| What the task asks |
Copy out each line below that has the word "from" in it.

| Given entries |
* * * *

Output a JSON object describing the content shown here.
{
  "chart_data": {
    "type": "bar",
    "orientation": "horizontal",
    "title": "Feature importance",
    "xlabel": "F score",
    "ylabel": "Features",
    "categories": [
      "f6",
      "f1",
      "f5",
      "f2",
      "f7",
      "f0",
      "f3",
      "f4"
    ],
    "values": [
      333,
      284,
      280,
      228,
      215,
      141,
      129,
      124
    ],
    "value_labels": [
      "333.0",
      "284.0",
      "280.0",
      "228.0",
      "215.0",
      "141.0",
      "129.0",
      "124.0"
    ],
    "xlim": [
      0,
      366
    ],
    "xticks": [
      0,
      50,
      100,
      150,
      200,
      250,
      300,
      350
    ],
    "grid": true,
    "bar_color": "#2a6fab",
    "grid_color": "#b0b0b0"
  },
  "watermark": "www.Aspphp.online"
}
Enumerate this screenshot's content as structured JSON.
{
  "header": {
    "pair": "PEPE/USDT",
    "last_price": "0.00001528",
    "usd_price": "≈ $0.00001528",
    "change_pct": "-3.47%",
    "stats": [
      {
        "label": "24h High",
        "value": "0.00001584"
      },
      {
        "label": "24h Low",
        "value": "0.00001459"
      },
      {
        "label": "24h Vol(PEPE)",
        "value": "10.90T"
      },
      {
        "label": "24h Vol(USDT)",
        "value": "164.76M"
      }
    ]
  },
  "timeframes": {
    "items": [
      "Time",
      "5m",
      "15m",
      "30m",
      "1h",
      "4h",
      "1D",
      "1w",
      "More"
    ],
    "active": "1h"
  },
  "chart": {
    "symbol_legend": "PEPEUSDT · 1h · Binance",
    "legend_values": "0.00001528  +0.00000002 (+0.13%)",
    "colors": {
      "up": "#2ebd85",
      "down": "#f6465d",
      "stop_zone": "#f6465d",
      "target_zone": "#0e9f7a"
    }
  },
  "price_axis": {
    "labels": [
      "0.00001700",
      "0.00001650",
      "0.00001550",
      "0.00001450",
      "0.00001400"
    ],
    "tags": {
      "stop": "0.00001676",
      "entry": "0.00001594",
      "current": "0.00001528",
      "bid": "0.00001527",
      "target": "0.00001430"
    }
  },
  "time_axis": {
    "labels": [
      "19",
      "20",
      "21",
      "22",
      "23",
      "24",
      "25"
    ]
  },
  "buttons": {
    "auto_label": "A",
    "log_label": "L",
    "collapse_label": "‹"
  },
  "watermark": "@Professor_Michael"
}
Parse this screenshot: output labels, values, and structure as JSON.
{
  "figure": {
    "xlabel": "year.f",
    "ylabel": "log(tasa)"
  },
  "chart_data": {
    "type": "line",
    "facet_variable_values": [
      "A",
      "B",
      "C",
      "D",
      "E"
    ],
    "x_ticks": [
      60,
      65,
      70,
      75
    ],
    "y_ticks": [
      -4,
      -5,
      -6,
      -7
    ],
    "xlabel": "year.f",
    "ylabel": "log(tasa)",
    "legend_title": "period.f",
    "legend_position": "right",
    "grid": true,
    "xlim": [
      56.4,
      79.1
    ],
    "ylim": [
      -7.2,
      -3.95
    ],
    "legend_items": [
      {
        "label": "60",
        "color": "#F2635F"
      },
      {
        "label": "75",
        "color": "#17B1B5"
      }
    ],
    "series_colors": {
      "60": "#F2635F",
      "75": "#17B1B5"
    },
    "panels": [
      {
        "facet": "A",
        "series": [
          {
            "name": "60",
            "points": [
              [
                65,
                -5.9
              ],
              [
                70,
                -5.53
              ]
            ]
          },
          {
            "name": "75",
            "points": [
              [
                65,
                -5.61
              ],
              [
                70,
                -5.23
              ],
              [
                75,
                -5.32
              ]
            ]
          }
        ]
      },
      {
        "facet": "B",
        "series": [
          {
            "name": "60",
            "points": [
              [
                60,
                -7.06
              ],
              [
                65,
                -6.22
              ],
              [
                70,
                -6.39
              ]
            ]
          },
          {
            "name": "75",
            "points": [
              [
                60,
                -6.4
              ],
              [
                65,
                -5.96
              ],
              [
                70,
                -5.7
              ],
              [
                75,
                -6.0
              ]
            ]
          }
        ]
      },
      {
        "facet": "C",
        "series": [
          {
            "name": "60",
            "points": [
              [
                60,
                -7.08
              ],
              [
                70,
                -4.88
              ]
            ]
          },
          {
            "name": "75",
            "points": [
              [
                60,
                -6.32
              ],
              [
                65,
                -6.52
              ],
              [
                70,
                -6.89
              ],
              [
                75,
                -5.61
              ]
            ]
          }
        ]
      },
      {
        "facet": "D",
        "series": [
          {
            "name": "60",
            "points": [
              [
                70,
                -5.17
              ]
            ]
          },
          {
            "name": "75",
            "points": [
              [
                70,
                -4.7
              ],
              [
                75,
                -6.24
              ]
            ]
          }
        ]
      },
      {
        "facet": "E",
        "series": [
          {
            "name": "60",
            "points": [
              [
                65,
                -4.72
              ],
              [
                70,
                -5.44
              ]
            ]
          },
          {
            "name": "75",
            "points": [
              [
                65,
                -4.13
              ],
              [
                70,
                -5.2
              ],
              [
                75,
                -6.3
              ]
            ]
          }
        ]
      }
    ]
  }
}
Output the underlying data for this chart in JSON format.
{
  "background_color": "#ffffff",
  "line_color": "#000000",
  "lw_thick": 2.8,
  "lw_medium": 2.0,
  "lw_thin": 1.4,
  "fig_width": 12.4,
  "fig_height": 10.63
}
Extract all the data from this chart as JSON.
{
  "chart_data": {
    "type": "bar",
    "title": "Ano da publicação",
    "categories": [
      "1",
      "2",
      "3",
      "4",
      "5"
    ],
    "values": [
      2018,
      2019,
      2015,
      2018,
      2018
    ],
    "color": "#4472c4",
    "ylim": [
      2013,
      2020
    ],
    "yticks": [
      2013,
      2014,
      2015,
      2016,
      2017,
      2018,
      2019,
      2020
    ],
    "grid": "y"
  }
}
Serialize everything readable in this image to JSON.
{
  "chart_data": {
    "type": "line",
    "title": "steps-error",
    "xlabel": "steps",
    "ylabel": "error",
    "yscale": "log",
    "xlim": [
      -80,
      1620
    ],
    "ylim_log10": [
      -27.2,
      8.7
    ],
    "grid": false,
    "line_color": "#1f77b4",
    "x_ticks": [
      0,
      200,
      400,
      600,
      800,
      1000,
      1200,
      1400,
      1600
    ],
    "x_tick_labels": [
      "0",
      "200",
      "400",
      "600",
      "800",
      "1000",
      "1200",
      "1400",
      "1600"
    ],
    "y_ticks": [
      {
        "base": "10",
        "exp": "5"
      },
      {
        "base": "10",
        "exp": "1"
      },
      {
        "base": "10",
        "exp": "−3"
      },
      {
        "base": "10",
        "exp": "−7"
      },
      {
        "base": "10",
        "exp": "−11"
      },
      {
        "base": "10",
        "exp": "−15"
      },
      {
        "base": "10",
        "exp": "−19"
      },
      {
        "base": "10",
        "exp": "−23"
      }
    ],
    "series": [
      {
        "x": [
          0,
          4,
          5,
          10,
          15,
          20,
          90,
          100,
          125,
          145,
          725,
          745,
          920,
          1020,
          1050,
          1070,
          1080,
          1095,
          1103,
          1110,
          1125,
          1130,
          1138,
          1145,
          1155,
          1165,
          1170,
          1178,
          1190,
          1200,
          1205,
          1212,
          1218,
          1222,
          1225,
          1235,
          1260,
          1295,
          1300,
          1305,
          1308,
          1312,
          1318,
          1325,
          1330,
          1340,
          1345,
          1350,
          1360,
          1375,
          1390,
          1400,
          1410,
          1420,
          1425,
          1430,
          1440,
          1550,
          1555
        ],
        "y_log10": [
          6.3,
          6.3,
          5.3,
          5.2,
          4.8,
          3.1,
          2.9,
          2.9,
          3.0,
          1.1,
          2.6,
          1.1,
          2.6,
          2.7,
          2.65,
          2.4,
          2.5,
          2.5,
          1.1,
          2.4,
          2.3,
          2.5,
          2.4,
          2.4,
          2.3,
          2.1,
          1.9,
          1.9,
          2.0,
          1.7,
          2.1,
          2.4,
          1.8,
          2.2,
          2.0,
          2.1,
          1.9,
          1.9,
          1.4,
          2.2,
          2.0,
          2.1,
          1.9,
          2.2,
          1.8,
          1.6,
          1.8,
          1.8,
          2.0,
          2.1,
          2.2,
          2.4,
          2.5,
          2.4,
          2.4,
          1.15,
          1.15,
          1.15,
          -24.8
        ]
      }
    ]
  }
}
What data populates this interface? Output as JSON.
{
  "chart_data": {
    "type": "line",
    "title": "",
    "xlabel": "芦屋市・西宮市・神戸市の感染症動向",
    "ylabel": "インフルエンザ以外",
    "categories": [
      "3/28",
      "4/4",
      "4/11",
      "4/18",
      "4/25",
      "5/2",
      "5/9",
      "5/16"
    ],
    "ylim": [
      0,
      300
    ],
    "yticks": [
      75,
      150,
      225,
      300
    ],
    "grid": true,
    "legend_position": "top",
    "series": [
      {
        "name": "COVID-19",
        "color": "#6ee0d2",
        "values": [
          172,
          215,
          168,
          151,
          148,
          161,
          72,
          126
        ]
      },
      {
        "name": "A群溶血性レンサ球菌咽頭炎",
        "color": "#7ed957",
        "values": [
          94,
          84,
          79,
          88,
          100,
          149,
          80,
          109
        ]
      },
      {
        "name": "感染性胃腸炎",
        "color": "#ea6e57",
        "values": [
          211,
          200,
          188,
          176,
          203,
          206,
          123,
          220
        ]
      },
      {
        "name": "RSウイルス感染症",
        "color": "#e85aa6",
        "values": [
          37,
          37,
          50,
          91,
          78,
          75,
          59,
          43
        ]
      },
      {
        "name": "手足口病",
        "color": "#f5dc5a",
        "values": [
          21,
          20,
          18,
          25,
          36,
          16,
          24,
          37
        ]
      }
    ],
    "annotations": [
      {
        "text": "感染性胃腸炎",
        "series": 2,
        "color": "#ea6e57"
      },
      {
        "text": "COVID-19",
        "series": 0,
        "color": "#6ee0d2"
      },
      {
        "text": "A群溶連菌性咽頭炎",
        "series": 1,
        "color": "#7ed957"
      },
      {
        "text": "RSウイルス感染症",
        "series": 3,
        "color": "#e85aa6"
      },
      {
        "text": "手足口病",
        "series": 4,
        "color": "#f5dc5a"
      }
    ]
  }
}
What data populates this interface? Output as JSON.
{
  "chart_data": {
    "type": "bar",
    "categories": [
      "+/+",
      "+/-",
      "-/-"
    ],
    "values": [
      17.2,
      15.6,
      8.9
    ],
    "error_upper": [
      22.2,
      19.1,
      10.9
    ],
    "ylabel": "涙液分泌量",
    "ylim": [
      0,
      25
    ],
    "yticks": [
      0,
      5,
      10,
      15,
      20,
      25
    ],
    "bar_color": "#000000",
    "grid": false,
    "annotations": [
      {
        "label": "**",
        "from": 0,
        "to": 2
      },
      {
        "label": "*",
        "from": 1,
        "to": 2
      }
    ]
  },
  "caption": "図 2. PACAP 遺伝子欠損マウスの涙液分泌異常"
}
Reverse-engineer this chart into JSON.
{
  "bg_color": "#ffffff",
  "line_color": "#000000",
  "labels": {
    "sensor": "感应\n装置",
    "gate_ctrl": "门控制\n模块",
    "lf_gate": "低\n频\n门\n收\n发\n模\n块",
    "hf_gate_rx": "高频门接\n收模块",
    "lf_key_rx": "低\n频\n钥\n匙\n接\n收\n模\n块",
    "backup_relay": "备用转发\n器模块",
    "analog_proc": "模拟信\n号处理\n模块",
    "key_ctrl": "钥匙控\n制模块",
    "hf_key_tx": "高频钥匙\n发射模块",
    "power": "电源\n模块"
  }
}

* * * *

| Solved exercise |
Extract all the data from this chart as JSON.
        "from": 0,
        "from": 1,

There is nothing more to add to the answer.